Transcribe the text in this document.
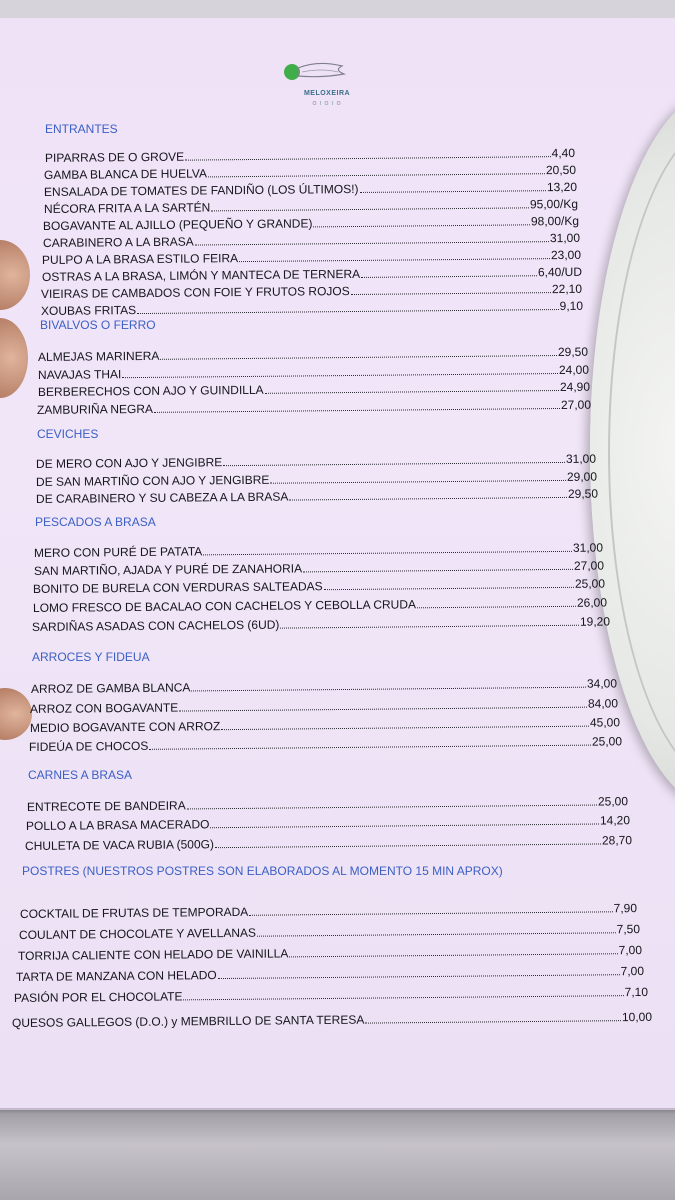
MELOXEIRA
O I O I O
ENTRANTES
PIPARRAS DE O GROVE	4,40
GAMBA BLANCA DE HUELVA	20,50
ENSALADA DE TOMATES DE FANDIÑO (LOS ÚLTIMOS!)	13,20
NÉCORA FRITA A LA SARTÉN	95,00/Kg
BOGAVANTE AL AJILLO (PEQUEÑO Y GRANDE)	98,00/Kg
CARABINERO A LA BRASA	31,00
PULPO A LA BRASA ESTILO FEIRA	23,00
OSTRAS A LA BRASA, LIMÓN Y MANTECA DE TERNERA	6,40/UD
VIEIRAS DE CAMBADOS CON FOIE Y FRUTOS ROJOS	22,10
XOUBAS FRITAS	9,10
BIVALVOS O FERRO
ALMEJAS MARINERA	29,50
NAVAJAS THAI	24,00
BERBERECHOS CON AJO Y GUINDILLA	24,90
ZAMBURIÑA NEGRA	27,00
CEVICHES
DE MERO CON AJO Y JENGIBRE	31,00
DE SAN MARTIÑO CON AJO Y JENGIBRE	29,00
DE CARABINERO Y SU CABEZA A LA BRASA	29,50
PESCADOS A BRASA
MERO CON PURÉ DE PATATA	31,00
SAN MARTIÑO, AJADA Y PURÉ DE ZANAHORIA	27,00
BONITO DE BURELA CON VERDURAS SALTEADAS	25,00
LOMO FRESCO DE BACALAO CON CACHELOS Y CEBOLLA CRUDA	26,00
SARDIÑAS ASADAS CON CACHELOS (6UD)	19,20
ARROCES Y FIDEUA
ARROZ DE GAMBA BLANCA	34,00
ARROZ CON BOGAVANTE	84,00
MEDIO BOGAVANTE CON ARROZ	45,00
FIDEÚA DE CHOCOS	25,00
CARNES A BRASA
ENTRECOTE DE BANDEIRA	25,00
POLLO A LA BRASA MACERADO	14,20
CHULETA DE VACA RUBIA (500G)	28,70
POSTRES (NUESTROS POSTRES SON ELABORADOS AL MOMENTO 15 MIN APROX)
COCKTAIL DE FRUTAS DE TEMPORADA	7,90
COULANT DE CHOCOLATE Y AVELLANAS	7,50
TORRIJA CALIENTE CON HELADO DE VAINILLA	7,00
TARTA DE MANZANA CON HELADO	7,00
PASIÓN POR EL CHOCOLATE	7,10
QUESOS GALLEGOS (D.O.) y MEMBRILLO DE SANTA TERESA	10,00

###

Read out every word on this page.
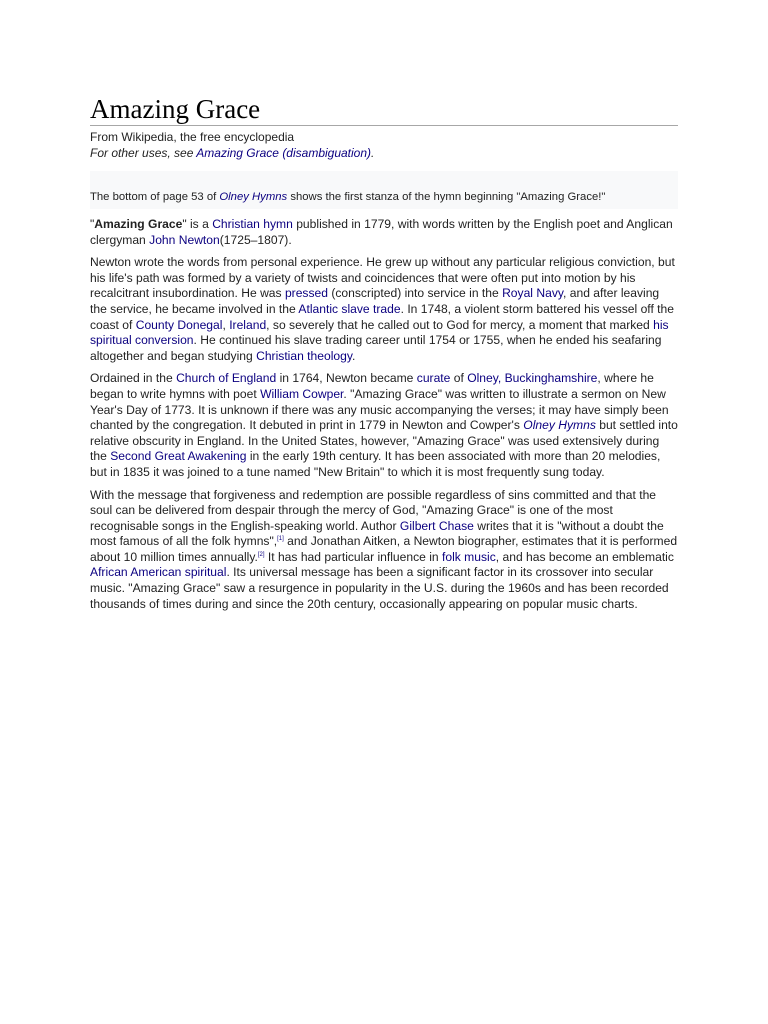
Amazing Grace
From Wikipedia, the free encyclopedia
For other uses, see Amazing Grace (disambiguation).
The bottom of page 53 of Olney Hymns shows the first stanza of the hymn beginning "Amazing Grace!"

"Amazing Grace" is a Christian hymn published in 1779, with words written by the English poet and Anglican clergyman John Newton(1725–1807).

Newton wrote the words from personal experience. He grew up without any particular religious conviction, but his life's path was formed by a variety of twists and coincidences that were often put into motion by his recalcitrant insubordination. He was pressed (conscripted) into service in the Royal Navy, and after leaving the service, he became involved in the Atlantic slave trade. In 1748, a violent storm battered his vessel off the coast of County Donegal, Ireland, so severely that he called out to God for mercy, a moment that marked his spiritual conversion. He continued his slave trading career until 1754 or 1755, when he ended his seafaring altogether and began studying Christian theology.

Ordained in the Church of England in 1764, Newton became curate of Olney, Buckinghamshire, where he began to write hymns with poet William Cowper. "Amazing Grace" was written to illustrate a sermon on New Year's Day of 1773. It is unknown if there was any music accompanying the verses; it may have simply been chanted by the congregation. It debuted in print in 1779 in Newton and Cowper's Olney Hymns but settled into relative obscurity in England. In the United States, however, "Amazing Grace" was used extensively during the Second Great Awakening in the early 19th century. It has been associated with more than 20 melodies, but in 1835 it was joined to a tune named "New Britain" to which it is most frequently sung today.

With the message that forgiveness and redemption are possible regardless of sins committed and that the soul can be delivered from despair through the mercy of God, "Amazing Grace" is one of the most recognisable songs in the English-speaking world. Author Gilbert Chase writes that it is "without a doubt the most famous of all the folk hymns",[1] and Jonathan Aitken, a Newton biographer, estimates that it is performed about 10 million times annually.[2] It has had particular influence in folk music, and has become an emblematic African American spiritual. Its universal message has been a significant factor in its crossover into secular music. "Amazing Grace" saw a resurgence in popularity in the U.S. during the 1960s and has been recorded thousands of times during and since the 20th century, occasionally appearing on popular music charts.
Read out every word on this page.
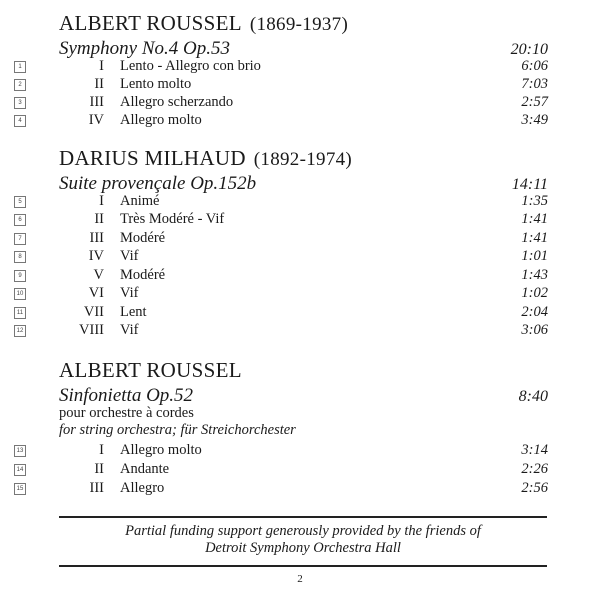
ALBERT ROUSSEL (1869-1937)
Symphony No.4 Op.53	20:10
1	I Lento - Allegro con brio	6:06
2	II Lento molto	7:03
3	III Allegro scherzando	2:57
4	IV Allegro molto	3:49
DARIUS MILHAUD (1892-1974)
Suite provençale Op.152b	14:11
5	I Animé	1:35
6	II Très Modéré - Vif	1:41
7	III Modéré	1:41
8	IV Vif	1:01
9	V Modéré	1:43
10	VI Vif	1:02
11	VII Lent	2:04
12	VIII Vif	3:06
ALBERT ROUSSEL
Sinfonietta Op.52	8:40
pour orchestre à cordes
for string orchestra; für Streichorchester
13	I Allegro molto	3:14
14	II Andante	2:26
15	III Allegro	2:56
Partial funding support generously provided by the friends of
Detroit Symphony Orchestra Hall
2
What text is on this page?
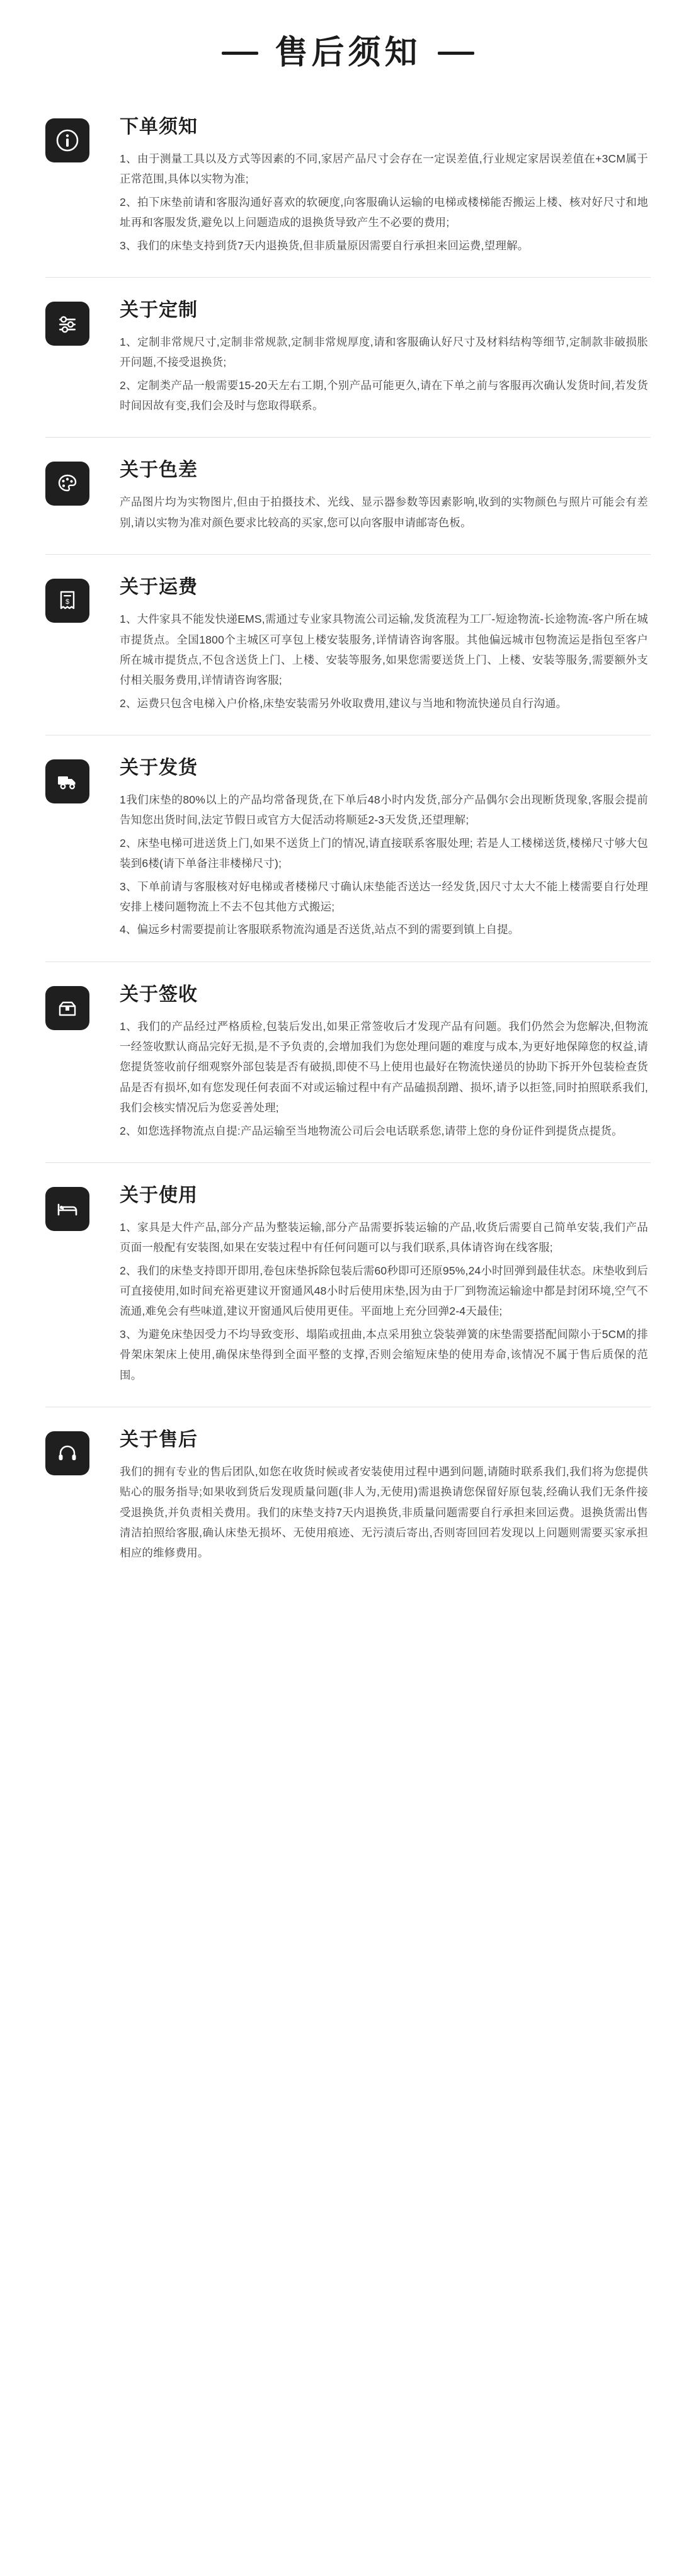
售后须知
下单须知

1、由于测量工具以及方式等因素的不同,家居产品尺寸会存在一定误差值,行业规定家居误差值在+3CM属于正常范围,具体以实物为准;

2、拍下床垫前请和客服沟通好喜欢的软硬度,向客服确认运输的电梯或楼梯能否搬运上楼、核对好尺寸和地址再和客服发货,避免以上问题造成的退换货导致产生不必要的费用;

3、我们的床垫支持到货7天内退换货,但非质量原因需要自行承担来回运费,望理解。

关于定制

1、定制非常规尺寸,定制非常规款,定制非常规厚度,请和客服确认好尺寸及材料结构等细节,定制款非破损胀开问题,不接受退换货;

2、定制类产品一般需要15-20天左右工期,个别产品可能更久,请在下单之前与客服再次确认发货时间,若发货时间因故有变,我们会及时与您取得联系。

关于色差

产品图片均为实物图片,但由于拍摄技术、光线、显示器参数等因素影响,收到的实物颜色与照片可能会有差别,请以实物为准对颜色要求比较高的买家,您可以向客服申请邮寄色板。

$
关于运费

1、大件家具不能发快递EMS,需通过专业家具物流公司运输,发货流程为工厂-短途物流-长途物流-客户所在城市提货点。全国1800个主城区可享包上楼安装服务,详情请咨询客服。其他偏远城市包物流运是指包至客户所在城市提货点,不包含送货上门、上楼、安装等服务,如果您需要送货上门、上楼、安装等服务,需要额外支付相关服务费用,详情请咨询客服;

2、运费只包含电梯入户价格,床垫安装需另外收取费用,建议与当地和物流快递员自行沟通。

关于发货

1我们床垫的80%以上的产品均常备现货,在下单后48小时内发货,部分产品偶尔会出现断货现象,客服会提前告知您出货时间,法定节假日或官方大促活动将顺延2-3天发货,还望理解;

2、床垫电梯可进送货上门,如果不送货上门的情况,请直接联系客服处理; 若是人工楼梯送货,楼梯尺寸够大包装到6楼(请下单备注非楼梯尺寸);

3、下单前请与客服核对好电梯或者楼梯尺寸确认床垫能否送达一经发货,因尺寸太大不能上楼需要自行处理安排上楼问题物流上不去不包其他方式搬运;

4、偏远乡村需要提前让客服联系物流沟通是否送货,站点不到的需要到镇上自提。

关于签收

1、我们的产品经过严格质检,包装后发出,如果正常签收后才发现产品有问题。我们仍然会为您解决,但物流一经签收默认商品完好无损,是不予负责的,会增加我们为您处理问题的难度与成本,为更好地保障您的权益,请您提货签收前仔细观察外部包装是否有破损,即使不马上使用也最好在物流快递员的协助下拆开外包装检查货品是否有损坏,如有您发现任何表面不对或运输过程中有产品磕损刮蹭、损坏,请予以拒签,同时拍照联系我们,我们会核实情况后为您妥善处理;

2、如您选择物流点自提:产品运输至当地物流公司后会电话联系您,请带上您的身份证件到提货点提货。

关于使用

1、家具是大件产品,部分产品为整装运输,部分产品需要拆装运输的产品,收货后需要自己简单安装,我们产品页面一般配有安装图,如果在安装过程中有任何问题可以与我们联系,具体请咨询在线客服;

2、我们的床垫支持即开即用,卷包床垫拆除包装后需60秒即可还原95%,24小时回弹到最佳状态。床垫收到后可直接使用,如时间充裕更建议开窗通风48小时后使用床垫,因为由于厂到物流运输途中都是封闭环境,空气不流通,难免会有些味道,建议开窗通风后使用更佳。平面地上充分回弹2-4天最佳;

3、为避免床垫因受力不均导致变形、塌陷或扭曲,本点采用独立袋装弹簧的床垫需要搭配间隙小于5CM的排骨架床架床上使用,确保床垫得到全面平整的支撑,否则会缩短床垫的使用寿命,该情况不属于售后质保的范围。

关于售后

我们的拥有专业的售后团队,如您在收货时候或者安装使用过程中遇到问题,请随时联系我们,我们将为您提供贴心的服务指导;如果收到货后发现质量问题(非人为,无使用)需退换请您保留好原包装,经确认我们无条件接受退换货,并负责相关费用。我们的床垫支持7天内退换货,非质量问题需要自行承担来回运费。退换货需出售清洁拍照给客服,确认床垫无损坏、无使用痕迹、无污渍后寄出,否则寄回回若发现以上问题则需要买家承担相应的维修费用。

###

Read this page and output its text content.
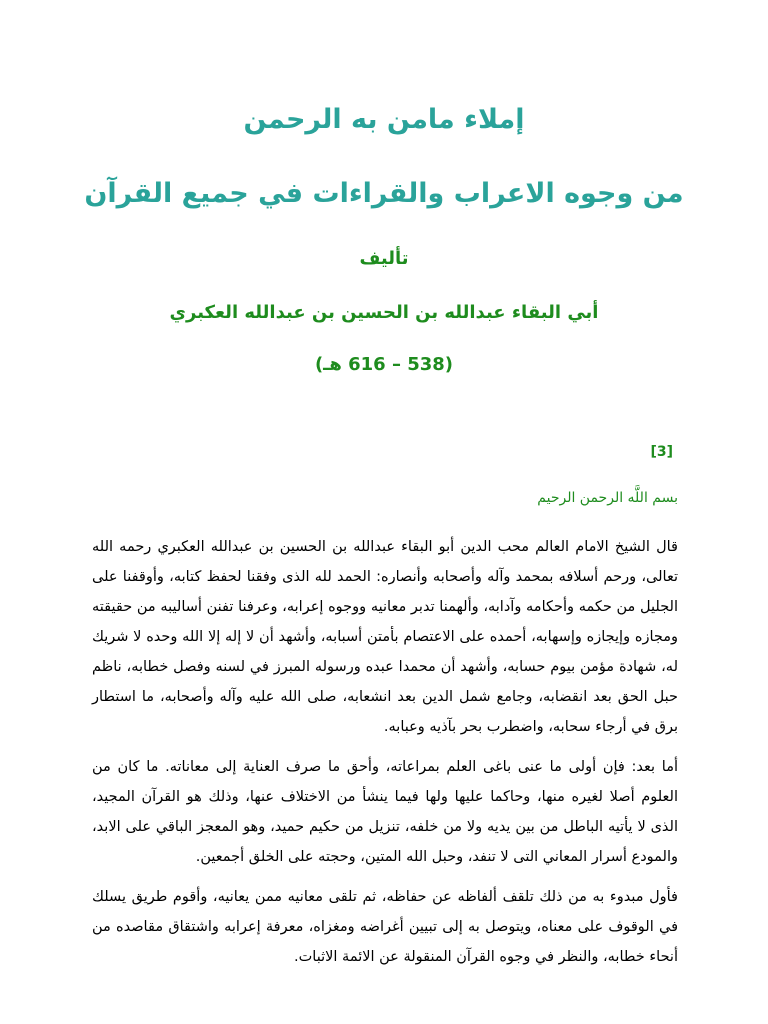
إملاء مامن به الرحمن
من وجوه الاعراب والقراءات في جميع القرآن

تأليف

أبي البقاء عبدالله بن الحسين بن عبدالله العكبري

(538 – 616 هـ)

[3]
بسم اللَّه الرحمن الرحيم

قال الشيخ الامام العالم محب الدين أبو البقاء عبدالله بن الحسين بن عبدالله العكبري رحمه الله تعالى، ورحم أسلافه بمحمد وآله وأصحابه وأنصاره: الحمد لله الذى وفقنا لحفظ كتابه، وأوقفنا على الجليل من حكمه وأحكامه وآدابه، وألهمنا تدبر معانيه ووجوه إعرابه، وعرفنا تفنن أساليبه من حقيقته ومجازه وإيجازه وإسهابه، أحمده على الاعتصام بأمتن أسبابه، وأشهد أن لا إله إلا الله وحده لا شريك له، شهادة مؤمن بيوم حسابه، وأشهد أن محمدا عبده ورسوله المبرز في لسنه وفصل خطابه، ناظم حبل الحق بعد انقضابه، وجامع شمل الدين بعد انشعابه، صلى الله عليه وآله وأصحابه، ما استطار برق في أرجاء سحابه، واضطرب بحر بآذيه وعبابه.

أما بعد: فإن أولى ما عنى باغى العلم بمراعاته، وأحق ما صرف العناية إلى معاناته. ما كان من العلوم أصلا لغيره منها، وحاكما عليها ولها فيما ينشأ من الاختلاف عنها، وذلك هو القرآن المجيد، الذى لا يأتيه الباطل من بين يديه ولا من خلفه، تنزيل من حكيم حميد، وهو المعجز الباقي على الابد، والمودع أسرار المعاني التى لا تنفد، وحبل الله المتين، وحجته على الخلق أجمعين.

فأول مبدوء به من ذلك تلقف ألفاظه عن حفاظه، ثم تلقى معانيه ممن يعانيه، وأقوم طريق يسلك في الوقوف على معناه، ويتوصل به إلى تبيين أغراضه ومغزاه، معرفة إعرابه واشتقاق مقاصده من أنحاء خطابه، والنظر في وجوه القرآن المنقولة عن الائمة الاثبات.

###

Search the entries for the word "عبدالله" and gather every line where it appears.

__Written response__
أبي البقاء عبدالله بن الحسين بن عبدالله العكبري
قال الشيخ الامام العالم محب الدين أبو البقاء عبدالله بن الحسين بن عبدالله العكبري رحمه الله تعالى، ورحم أسلافه بمحمد وآله وأصحابه وأنصاره: الحمد لله الذى وفقنا لحفظ كتابه، وأوقفنا على الجليل من حكمه وأحكامه وآدابه، وألهمنا تدبر معانيه ووجوه إعرابه، وعرفنا تفنن أساليبه من حقيقته ومجازه وإيجازه وإسهابه، أحمده على الاعتصام بأمتن أسبابه، وأشهد أن لا إله إلا الله وحده لا شريك له، شهادة مؤمن بيوم حسابه، وأشهد أن محمدا عبده ورسوله المبرز في لسنه وفصل خطابه، ناظم حبل الحق بعد انقضابه، وجامع شمل الدين بعد انشعابه، صلى الله عليه وآله وأصحابه، ما استطار برق في أرجاء سحابه، واضطرب بحر بآذيه وعبابه.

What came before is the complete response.